**SHORT PROBLEM:**
Work through the data line by line, gathering every line that has the word "ἐπαλείφειν".

(Collection entries)
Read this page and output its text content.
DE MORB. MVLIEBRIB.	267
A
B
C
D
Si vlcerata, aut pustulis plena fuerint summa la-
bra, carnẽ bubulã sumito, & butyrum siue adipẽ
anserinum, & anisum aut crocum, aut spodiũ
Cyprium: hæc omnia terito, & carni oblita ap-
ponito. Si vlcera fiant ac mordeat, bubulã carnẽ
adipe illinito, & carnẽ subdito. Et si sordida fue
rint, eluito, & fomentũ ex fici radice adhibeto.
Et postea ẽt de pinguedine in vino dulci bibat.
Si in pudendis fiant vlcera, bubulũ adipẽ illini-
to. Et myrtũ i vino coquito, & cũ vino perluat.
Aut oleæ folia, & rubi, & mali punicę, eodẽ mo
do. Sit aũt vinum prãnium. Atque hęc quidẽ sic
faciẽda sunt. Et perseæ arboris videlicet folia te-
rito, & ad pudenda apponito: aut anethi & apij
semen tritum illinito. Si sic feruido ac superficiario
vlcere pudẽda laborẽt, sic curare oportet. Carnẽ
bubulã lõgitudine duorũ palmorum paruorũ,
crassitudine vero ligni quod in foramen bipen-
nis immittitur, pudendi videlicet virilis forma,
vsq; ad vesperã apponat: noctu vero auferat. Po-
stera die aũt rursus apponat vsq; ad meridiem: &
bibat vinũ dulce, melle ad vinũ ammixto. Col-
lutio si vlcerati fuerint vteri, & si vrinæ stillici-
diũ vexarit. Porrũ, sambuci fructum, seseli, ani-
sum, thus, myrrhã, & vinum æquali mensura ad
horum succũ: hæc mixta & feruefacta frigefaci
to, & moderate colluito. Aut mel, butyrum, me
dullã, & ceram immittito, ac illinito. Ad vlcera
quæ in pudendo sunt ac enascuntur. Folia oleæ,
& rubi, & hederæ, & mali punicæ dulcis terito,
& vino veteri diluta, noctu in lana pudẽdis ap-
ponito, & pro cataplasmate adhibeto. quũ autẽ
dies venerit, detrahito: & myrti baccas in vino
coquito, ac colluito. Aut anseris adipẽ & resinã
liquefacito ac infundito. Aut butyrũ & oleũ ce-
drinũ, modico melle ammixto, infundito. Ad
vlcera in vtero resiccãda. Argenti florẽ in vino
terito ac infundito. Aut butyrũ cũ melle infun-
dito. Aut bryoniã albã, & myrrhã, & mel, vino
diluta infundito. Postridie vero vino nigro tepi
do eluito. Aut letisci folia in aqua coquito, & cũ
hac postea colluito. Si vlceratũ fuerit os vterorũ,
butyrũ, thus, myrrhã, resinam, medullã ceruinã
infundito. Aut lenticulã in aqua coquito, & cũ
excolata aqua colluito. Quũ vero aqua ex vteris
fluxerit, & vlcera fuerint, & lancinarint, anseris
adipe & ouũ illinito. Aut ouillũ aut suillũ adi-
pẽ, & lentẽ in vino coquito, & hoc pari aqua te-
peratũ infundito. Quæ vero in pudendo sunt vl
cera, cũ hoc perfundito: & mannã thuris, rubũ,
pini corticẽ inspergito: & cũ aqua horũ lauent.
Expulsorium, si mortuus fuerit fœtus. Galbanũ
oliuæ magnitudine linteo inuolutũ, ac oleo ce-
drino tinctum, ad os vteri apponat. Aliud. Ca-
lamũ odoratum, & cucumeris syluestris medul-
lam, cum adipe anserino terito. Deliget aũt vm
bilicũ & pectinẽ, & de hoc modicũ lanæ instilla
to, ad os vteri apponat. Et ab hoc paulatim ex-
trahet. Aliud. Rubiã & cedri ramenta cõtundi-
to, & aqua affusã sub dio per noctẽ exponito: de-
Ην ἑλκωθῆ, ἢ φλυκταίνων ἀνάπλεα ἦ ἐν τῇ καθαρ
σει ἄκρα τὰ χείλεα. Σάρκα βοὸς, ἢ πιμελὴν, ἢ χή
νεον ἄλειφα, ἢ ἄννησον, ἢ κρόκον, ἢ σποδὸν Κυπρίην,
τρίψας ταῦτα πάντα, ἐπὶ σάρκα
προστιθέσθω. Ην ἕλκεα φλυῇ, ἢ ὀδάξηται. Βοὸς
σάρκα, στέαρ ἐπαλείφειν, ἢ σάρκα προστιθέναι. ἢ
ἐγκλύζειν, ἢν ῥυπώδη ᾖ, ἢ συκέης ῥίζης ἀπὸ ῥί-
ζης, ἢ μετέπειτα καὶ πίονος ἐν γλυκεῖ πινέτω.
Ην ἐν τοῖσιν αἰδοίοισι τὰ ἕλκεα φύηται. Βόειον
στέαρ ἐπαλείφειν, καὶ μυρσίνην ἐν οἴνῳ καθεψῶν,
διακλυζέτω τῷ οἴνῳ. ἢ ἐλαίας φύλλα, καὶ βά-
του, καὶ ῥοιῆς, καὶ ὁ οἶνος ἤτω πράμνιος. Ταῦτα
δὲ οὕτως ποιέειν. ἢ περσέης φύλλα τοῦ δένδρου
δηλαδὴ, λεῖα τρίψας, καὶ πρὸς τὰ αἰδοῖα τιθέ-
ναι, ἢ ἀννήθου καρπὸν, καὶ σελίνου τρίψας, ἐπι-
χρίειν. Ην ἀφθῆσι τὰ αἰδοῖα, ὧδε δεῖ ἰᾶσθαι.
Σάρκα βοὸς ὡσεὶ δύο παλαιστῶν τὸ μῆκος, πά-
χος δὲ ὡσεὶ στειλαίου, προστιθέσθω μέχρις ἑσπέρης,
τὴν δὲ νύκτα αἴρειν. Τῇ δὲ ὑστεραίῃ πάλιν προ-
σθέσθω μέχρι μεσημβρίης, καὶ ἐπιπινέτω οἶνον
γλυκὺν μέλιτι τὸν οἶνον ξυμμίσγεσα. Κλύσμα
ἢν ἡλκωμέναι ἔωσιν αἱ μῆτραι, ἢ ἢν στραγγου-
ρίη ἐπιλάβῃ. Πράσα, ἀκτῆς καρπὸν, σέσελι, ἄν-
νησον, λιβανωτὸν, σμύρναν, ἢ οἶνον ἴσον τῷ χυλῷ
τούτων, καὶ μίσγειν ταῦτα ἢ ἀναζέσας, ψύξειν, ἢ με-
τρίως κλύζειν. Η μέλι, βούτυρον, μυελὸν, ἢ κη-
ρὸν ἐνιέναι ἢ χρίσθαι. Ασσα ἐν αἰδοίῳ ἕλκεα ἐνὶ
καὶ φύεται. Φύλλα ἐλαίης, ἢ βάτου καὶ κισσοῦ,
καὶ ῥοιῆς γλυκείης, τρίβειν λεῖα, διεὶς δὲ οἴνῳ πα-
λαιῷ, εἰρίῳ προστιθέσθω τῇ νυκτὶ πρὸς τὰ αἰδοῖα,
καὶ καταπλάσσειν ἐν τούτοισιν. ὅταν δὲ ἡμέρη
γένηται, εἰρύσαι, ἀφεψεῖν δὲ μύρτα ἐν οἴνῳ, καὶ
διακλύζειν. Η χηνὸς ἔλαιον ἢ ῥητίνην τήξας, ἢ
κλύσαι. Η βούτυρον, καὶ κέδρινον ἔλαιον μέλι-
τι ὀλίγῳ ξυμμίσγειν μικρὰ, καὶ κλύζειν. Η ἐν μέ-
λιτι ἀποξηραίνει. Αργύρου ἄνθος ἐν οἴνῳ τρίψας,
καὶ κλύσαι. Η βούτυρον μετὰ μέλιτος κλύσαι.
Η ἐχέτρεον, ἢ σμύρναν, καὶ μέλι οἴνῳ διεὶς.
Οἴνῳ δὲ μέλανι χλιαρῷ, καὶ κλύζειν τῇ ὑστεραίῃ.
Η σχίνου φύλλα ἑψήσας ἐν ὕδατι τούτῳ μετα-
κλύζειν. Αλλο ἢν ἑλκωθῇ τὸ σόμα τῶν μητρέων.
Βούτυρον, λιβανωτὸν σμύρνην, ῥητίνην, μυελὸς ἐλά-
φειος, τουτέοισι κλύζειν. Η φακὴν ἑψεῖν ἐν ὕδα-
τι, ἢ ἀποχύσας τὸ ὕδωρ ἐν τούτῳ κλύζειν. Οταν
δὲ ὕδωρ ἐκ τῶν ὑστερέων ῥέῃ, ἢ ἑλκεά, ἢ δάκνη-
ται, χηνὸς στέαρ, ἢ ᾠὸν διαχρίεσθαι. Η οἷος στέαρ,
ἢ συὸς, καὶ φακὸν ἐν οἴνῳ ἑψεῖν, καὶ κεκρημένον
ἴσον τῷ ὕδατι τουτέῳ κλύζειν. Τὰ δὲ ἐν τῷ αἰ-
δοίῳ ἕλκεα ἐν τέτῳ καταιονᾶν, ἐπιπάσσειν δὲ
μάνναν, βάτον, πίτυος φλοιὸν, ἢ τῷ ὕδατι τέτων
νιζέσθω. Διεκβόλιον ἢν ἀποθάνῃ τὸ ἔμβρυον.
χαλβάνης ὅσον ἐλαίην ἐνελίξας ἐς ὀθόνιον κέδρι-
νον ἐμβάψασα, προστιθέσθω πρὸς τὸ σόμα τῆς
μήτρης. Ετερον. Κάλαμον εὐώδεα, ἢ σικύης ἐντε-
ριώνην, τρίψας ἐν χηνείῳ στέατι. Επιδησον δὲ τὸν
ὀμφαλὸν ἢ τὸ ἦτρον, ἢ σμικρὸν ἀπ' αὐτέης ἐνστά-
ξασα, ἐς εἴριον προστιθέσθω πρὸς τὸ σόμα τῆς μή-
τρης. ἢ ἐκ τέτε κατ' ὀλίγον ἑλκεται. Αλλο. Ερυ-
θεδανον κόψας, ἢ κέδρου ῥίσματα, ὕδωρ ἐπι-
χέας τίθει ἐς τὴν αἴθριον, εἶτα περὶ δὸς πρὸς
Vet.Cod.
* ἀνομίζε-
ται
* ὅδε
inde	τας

**WRITTEN ANSWER:**
σάρκα, στέαρ ἐπαλείφειν, ἢ σάρκα προστιθέναι. ἢ
στέαρ ἐπαλείφειν, καὶ μυρσίνην ἐν οἴνῳ καθεψῶν,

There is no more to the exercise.